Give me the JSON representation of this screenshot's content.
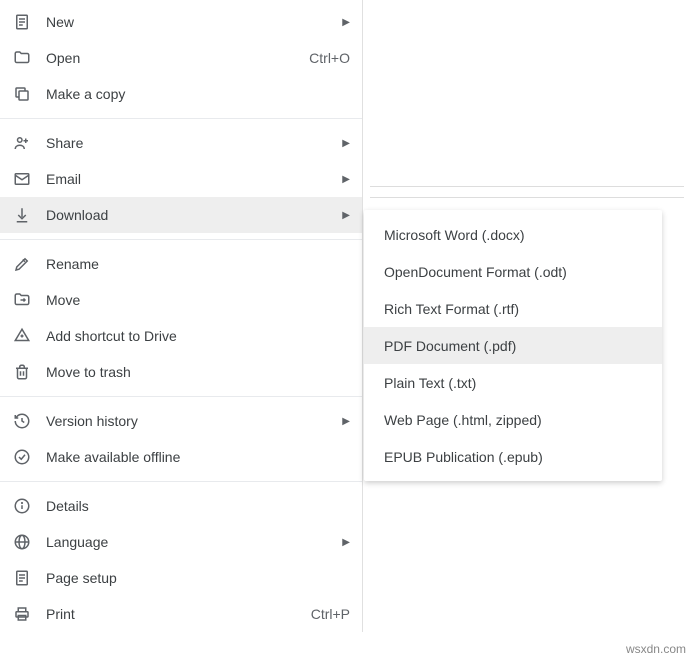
{
  "menu": {
    "new": "New",
    "open": "Open",
    "open_shortcut": "Ctrl+O",
    "make_copy": "Make a copy",
    "share": "Share",
    "email": "Email",
    "download": "Download",
    "rename": "Rename",
    "move": "Move",
    "add_shortcut": "Add shortcut to Drive",
    "move_to_trash": "Move to trash",
    "version_history": "Version history",
    "make_available_offline": "Make available offline",
    "details": "Details",
    "language": "Language",
    "page_setup": "Page setup",
    "print": "Print",
    "print_shortcut": "Ctrl+P"
  },
  "download_submenu": {
    "docx": "Microsoft Word (.docx)",
    "odt": "OpenDocument Format (.odt)",
    "rtf": "Rich Text Format (.rtf)",
    "pdf": "PDF Document (.pdf)",
    "txt": "Plain Text (.txt)",
    "html": "Web Page (.html, zipped)",
    "epub": "EPUB Publication (.epub)"
  },
  "watermark": "wsxdn.com"
}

•••••

* _THE TASK_
Find every line containing the word "Make", then give the total and nothing more.

* _EXERCISE RESPONSE_
2